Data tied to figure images
::::::

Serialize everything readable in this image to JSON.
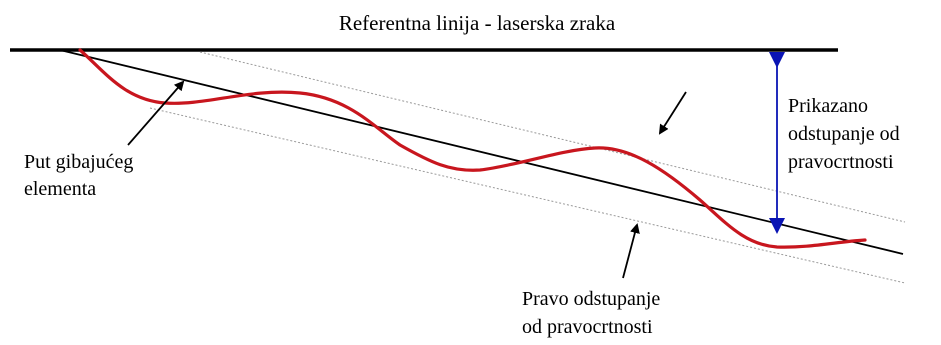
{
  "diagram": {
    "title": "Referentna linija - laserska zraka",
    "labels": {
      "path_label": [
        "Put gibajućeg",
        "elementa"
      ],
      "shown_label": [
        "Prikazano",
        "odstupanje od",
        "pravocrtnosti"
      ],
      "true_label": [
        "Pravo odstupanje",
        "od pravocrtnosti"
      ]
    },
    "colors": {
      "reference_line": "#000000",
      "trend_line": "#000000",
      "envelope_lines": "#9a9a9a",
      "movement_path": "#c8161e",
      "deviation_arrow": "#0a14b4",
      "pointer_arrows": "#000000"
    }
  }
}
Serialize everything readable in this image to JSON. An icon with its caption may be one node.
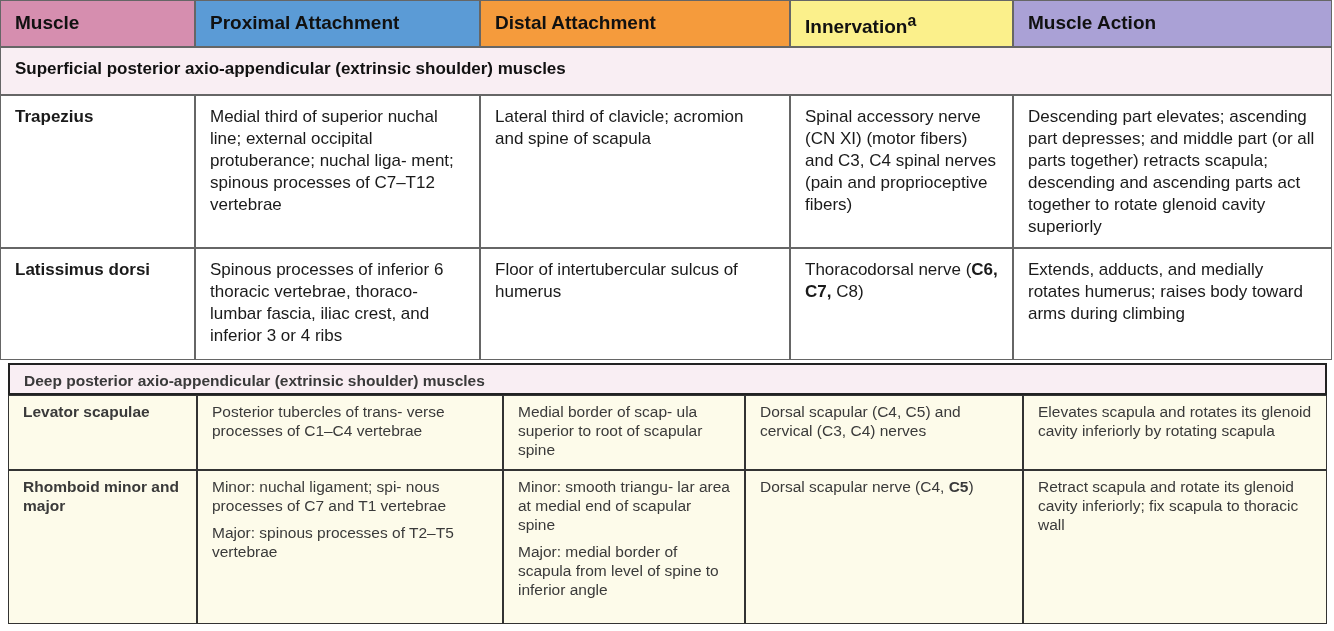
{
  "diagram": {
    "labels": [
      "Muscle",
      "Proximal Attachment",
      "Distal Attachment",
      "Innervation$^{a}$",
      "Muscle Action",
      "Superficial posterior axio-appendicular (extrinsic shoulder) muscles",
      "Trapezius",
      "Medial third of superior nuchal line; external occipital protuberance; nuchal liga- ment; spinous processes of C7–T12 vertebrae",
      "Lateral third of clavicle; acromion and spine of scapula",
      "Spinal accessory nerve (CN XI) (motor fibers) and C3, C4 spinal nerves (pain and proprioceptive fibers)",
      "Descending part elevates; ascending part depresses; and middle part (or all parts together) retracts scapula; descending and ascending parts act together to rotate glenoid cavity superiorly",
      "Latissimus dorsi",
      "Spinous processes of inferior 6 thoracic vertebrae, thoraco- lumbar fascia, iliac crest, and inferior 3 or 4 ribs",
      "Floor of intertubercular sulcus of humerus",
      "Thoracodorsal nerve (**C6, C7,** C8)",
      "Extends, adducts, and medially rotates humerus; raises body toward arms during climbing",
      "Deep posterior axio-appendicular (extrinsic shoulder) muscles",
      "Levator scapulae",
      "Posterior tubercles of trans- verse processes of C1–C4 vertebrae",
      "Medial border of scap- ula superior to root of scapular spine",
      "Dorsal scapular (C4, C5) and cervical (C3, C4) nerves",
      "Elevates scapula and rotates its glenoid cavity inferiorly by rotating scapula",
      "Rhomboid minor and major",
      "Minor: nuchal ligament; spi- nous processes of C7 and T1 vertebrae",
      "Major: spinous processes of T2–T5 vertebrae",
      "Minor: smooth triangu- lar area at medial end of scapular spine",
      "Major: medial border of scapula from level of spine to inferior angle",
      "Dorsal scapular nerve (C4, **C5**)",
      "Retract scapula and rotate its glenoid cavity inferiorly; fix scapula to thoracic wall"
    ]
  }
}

::::::

_Instructions for the task:_
Quote the material word for word, dropping any images it holds.

_Exercise solution:_
Serialize everything readable in this image to JSON.
{
  "diagram": {
    "title": "Referentna linija - laserska zraka",
    "labels": {
      "path_label": [
        "Put gibajućeg",
        "elementa"
      ],
      "shown_label": [
        "Prikazano",
        "odstupanje od",
        "pravocrtnosti"
      ],
      "true_label": [
        "Pravo odstupanje",
        "od pravocrtnosti"
      ]
    },
    "colors": {
      "reference_line": "#000000",
      "trend_line": "#000000",
      "envelope_lines": "#9a9a9a",
      "movement_path": "#c8161e",
      "deviation_arrow": "#0a14b4",
      "pointer_arrows": "#000000"
    }
  }
}
Serialize everything readable in this image to JSON. An icon with its caption may be one node.
{
  "diagram": {
    "labels": [
      "Muscle",
      "Proximal Attachment",
      "Distal Attachment",
      "Innervation$^{a}$",
      "Muscle Action",
      "Superficial posterior axio-appendicular (extrinsic shoulder) muscles",
      "Trapezius",
      "Medial third of superior nuchal line; external occipital protuberance; nuchal liga- ment; spinous processes of C7–T12 vertebrae",
      "Lateral third of clavicle; acromion and spine of scapula",
      "Spinal accessory nerve (CN XI) (motor fibers) and C3, C4 spinal nerves (pain and proprioceptive fibers)",
      "Descending part elevates; ascending part depresses; and middle part (or all parts together) retracts scapula; descending and ascending parts act together to rotate glenoid cavity superiorly",
      "Latissimus dorsi",
      "Spinous processes of inferior 6 thoracic vertebrae, thoraco- lumbar fascia, iliac crest, and inferior 3 or 4 ribs",
      "Floor of intertubercular sulcus of humerus",
      "Thoracodorsal nerve (**C6, C7,** C8)",
      "Extends, adducts, and medially rotates humerus; raises body toward arms during climbing",
      "Deep posterior axio-appendicular (extrinsic shoulder) muscles",
      "Levator scapulae",
      "Posterior tubercles of trans- verse processes of C1–C4 vertebrae",
      "Medial border of scap- ula superior to root of scapular spine",
      "Dorsal scapular (C4, C5) and cervical (C3, C4) nerves",
      "Elevates scapula and rotates its glenoid cavity inferiorly by rotating scapula",
      "Rhomboid minor and major",
      "Minor: nuchal ligament; spi- nous processes of C7 and T1 vertebrae",
      "Major: spinous processes of T2–T5 vertebrae",
      "Minor: smooth triangu- lar area at medial end of scapular spine",
      "Major: medial border of scapula from level of spine to inferior angle",
      "Dorsal scapular nerve (C4, **C5**)",
      "Retract scapula and rotate its glenoid cavity inferiorly; fix scapula to thoracic wall"
    ]
  }
}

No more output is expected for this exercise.